### WRITTEN TASK:
Set down every record once more, exactly as given.

### SOURCE MATERIAL:

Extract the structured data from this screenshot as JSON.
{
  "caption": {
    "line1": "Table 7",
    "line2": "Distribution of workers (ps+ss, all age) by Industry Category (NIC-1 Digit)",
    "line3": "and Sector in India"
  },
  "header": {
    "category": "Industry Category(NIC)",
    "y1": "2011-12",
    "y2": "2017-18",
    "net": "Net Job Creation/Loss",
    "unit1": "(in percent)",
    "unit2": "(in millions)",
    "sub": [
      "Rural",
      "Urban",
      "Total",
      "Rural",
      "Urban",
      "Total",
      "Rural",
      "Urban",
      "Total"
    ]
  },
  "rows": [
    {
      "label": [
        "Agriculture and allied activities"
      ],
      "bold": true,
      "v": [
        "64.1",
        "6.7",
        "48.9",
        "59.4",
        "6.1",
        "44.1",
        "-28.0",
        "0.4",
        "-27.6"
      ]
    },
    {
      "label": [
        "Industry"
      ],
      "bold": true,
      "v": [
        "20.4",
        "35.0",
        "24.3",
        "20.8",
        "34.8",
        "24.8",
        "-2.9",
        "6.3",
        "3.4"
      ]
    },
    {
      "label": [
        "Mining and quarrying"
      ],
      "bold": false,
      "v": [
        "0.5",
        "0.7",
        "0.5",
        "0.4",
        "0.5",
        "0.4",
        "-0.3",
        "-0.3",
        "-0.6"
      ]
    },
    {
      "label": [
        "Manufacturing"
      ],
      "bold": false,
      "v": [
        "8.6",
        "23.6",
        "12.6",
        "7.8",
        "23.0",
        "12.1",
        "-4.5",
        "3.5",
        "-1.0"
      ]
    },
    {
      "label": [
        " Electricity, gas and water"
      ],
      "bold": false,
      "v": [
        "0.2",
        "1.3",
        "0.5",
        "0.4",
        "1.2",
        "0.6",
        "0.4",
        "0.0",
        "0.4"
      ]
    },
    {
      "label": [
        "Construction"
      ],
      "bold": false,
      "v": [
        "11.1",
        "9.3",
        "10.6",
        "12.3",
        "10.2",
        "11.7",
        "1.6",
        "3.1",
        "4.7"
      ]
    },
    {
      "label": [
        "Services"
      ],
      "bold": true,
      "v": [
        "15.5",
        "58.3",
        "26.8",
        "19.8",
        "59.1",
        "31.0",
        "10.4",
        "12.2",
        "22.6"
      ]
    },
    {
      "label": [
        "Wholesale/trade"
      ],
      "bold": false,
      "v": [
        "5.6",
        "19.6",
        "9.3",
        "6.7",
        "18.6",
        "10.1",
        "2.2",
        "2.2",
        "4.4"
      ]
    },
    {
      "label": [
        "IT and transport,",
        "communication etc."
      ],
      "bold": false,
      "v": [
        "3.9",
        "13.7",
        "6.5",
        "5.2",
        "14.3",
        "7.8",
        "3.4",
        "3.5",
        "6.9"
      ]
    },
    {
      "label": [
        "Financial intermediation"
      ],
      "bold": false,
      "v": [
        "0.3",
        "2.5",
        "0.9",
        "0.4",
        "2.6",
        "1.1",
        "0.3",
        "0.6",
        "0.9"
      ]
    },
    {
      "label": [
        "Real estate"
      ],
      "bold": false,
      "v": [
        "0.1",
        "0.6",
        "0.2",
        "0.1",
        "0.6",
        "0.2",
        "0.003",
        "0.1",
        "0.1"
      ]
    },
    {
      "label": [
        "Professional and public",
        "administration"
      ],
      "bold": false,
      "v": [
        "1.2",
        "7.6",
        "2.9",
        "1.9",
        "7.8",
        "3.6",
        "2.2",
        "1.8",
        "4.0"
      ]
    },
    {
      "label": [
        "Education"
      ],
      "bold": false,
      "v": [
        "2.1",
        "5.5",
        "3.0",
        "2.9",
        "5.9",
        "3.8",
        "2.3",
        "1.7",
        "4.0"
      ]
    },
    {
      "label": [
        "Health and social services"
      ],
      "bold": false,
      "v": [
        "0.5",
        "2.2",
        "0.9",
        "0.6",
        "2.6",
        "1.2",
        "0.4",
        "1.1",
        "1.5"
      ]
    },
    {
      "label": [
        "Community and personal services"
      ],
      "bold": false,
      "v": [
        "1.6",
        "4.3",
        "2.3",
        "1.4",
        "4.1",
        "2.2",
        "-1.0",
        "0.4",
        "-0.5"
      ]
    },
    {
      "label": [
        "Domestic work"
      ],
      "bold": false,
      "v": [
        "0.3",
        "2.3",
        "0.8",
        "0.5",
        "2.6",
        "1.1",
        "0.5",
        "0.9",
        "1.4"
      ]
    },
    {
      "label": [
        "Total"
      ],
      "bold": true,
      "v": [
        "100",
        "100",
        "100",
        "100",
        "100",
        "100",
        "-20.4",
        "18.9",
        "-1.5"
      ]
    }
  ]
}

### ANSWER TO THE TASK:
Extract the structured data from this screenshot as JSON.
{
  "caption": {
    "line1": "Table 7",
    "line2": "Distribution of workers (ps+ss, all age) by Industry Category (NIC-1 Digit)",
    "line3": "and Sector in India"
  },
  "header": {
    "category": "Industry Category(NIC)",
    "y1": "2011-12",
    "y2": "2017-18",
    "net": "Net Job Creation/Loss",
    "unit1": "(in percent)",
    "unit2": "(in millions)",
    "sub": [
      "Rural",
      "Urban",
      "Total",
      "Rural",
      "Urban",
      "Total",
      "Rural",
      "Urban",
      "Total"
    ]
  },
  "rows": [
    {
      "label": [
        "Agriculture and allied activities"
      ],
      "bold": true,
      "v": [
        "64.1",
        "6.7",
        "48.9",
        "59.4",
        "6.1",
        "44.1",
        "-28.0",
        "0.4",
        "-27.6"
      ]
    },
    {
      "label": [
        "Industry"
      ],
      "bold": true,
      "v": [
        "20.4",
        "35.0",
        "24.3",
        "20.8",
        "34.8",
        "24.8",
        "-2.9",
        "6.3",
        "3.4"
      ]
    },
    {
      "label": [
        "Mining and quarrying"
      ],
      "bold": false,
      "v": [
        "0.5",
        "0.7",
        "0.5",
        "0.4",
        "0.5",
        "0.4",
        "-0.3",
        "-0.3",
        "-0.6"
      ]
    },
    {
      "label": [
        "Manufacturing"
      ],
      "bold": false,
      "v": [
        "8.6",
        "23.6",
        "12.6",
        "7.8",
        "23.0",
        "12.1",
        "-4.5",
        "3.5",
        "-1.0"
      ]
    },
    {
      "label": [
        " Electricity, gas and water"
      ],
      "bold": false,
      "v": [
        "0.2",
        "1.3",
        "0.5",
        "0.4",
        "1.2",
        "0.6",
        "0.4",
        "0.0",
        "0.4"
      ]
    },
    {
      "label": [
        "Construction"
      ],
      "bold": false,
      "v": [
        "11.1",
        "9.3",
        "10.6",
        "12.3",
        "10.2",
        "11.7",
        "1.6",
        "3.1",
        "4.7"
      ]
    },
    {
      "label": [
        "Services"
      ],
      "bold": true,
      "v": [
        "15.5",
        "58.3",
        "26.8",
        "19.8",
        "59.1",
        "31.0",
        "10.4",
        "12.2",
        "22.6"
      ]
    },
    {
      "label": [
        "Wholesale/trade"
      ],
      "bold": false,
      "v": [
        "5.6",
        "19.6",
        "9.3",
        "6.7",
        "18.6",
        "10.1",
        "2.2",
        "2.2",
        "4.4"
      ]
    },
    {
      "label": [
        "IT and transport,",
        "communication etc."
      ],
      "bold": false,
      "v": [
        "3.9",
        "13.7",
        "6.5",
        "5.2",
        "14.3",
        "7.8",
        "3.4",
        "3.5",
        "6.9"
      ]
    },
    {
      "label": [
        "Financial intermediation"
      ],
      "bold": false,
      "v": [
        "0.3",
        "2.5",
        "0.9",
        "0.4",
        "2.6",
        "1.1",
        "0.3",
        "0.6",
        "0.9"
      ]
    },
    {
      "label": [
        "Real estate"
      ],
      "bold": false,
      "v": [
        "0.1",
        "0.6",
        "0.2",
        "0.1",
        "0.6",
        "0.2",
        "0.003",
        "0.1",
        "0.1"
      ]
    },
    {
      "label": [
        "Professional and public",
        "administration"
      ],
      "bold": false,
      "v": [
        "1.2",
        "7.6",
        "2.9",
        "1.9",
        "7.8",
        "3.6",
        "2.2",
        "1.8",
        "4.0"
      ]
    },
    {
      "label": [
        "Education"
      ],
      "bold": false,
      "v": [
        "2.1",
        "5.5",
        "3.0",
        "2.9",
        "5.9",
        "3.8",
        "2.3",
        "1.7",
        "4.0"
      ]
    },
    {
      "label": [
        "Health and social services"
      ],
      "bold": false,
      "v": [
        "0.5",
        "2.2",
        "0.9",
        "0.6",
        "2.6",
        "1.2",
        "0.4",
        "1.1",
        "1.5"
      ]
    },
    {
      "label": [
        "Community and personal services"
      ],
      "bold": false,
      "v": [
        "1.6",
        "4.3",
        "2.3",
        "1.4",
        "4.1",
        "2.2",
        "-1.0",
        "0.4",
        "-0.5"
      ]
    },
    {
      "label": [
        "Domestic work"
      ],
      "bold": false,
      "v": [
        "0.3",
        "2.3",
        "0.8",
        "0.5",
        "2.6",
        "1.1",
        "0.5",
        "0.9",
        "1.4"
      ]
    },
    {
      "label": [
        "Total"
      ],
      "bold": true,
      "v": [
        "100",
        "100",
        "100",
        "100",
        "100",
        "100",
        "-20.4",
        "18.9",
        "-1.5"
      ]
    }
  ]
}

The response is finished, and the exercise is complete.